## Source data

(begin)

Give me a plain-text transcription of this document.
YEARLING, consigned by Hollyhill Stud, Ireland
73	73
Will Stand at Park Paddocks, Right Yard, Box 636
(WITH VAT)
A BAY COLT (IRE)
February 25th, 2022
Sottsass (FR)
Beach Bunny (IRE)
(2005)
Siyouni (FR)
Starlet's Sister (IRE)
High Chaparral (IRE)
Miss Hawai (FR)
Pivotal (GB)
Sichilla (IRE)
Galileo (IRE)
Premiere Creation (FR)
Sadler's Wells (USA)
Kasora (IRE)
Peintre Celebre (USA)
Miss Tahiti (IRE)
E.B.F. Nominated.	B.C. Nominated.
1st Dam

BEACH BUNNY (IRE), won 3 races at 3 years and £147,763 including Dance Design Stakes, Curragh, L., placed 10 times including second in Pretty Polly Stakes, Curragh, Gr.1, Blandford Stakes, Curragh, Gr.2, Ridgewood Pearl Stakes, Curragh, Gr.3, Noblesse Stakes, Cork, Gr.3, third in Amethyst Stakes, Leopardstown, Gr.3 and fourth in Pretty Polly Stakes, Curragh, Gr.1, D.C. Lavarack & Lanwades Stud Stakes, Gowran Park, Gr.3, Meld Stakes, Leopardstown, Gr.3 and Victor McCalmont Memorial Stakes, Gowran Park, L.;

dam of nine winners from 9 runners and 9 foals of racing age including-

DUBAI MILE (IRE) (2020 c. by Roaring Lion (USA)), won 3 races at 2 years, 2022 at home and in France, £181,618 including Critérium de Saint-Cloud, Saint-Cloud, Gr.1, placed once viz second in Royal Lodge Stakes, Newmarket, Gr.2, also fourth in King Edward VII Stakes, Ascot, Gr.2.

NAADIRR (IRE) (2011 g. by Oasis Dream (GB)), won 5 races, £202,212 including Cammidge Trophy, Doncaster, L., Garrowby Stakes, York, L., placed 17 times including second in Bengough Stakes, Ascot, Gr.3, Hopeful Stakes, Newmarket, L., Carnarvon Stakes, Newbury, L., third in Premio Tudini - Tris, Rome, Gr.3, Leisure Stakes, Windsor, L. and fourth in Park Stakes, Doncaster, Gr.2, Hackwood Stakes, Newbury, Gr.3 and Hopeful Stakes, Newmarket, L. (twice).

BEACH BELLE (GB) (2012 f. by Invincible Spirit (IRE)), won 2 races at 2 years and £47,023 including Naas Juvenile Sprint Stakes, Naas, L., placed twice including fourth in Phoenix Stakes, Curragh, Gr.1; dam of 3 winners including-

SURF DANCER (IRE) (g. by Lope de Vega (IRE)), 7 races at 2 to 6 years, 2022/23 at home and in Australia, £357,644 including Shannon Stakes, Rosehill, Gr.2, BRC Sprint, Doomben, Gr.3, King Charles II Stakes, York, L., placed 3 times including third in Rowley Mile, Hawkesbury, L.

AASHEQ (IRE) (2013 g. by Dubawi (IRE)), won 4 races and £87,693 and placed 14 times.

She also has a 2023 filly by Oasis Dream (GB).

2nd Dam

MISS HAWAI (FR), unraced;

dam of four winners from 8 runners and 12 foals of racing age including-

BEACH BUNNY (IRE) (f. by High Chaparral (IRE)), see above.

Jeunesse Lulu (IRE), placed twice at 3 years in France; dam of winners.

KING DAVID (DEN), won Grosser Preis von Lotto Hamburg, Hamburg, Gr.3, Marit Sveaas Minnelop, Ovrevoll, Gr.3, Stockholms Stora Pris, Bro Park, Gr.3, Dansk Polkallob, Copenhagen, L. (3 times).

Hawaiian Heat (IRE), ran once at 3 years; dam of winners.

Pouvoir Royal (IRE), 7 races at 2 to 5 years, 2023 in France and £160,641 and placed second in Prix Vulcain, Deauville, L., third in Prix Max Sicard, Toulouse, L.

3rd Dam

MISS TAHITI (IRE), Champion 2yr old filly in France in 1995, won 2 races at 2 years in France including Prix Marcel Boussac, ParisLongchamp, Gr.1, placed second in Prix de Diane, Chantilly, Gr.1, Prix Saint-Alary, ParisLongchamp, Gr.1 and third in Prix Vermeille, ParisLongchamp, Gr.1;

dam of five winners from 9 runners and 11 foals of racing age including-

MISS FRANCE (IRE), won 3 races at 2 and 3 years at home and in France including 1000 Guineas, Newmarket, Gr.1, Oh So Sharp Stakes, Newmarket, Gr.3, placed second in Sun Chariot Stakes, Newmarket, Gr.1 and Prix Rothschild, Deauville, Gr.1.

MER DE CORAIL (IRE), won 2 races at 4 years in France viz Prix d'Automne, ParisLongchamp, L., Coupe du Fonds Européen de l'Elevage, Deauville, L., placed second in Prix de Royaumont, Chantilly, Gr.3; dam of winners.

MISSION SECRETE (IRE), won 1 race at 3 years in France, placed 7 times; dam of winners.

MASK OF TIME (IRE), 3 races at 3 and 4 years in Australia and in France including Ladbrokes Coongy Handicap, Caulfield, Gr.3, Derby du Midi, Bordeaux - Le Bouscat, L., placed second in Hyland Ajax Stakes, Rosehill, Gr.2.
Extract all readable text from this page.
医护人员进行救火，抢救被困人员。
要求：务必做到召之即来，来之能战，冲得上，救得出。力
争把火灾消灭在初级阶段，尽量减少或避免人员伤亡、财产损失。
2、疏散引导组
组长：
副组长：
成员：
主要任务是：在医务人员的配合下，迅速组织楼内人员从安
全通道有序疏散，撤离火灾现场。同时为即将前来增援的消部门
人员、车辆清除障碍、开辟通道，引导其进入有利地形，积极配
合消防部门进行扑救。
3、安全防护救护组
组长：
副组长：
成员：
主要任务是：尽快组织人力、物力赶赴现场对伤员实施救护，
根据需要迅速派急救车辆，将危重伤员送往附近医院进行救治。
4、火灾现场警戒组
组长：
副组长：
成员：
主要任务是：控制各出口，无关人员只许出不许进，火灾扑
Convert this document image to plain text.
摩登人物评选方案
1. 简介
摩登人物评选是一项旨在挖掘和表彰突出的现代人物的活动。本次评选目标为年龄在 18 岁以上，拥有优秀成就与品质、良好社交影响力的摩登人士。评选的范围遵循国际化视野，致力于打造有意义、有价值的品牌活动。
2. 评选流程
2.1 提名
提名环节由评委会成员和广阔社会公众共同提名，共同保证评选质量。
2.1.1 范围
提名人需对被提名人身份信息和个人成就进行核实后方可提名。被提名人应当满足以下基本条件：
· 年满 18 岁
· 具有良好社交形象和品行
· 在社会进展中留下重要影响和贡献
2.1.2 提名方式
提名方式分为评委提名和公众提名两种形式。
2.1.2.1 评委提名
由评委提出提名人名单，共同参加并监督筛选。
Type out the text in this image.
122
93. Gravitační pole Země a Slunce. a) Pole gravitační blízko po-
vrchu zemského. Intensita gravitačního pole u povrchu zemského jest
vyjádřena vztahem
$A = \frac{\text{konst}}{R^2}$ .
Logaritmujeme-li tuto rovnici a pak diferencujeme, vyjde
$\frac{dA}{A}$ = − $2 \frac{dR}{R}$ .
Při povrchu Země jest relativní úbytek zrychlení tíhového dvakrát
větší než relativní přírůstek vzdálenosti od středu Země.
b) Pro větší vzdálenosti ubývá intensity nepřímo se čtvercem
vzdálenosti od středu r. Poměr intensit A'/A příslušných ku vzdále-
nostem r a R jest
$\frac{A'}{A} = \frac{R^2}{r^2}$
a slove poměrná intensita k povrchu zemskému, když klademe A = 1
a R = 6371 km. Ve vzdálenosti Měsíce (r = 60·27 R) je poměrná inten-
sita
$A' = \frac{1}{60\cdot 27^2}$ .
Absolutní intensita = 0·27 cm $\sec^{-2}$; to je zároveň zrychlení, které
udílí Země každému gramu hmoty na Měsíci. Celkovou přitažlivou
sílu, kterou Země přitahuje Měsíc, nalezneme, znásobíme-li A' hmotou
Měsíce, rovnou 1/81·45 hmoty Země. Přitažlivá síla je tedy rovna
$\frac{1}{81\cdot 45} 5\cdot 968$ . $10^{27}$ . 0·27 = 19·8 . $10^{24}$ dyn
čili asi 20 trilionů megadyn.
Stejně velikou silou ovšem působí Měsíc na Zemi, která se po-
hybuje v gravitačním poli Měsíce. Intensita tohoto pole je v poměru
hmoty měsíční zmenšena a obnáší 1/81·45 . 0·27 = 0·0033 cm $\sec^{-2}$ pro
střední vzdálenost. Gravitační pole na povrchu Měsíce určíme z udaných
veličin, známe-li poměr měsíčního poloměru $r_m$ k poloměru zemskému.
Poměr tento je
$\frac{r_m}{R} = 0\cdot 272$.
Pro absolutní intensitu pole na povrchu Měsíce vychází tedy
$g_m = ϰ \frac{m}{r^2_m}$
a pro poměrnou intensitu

(end)

## Set task
Consider the entries above and return each line with the string "Saint".

## Full output
DUBAI MILE (IRE) (2020 c. by Roaring Lion (USA)), won 3 races at 2 years, 2022 at home and in France, £181,618 including Critérium de Saint-Cloud, Saint-Cloud, Gr.1, placed once viz second in Royal Lodge Stakes, Newmarket, Gr.2, also fourth in King Edward VII Stakes, Ascot, Gr.2.
MISS TAHITI (IRE), Champion 2yr old filly in France in 1995, won 2 races at 2 years in France including Prix Marcel Boussac, ParisLongchamp, Gr.1, placed second in Prix de Diane, Chantilly, Gr.1, Prix Saint-Alary, ParisLongchamp, Gr.1 and third in Prix Vermeille, ParisLongchamp, Gr.1;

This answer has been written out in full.